-- Your task --
Find every line in the records below that holds the word "ἀποσύνθεσις", and copy it out.

-.-.-

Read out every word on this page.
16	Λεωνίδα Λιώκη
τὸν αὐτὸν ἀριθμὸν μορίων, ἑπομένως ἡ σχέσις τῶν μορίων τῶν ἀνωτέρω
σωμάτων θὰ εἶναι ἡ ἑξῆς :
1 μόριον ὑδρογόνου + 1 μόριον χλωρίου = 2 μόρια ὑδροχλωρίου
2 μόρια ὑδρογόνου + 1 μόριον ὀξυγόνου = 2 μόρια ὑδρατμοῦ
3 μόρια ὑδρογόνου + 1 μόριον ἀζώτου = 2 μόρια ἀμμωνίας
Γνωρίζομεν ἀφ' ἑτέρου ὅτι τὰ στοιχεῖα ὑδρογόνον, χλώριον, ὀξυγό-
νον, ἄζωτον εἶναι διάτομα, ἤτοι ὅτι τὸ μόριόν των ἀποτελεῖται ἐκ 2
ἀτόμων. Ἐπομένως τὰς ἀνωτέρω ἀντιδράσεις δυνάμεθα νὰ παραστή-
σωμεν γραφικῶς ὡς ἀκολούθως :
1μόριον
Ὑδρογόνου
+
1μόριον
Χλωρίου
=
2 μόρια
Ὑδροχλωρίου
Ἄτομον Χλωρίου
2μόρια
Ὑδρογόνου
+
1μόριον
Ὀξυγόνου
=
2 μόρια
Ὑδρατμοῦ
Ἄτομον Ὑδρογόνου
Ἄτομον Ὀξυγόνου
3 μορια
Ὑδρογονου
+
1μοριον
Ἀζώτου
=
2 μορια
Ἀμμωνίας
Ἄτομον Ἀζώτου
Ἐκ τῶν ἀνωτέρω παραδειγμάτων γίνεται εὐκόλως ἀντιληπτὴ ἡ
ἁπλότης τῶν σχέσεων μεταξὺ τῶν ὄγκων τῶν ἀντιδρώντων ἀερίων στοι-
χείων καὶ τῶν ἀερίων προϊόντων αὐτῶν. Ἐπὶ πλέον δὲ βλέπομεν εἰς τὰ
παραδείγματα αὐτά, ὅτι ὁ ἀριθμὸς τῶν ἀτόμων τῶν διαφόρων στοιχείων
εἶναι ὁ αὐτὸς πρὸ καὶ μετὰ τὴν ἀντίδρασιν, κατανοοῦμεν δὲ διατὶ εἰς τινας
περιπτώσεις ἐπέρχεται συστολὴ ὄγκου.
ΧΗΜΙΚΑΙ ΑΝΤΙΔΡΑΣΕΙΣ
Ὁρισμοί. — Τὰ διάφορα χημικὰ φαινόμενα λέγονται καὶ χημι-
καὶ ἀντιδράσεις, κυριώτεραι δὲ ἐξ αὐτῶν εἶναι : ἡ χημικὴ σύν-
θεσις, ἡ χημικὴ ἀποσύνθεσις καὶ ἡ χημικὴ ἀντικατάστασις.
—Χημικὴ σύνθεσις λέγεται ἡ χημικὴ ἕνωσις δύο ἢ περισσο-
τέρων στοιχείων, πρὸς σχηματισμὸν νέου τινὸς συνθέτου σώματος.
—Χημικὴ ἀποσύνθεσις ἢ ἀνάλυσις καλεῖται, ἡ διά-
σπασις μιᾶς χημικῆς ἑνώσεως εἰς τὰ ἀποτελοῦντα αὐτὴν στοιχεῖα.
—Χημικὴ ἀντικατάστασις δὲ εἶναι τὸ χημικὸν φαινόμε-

-.-.-

-- Worked answer --
θεσις, ἡ χημικὴ ἀποσύνθεσις καὶ ἡ χημικὴ ἀντικατάστασις.
—Χημικὴ ἀποσύνθεσις ἢ ἀνάλυσις καλεῖται, ἡ διά-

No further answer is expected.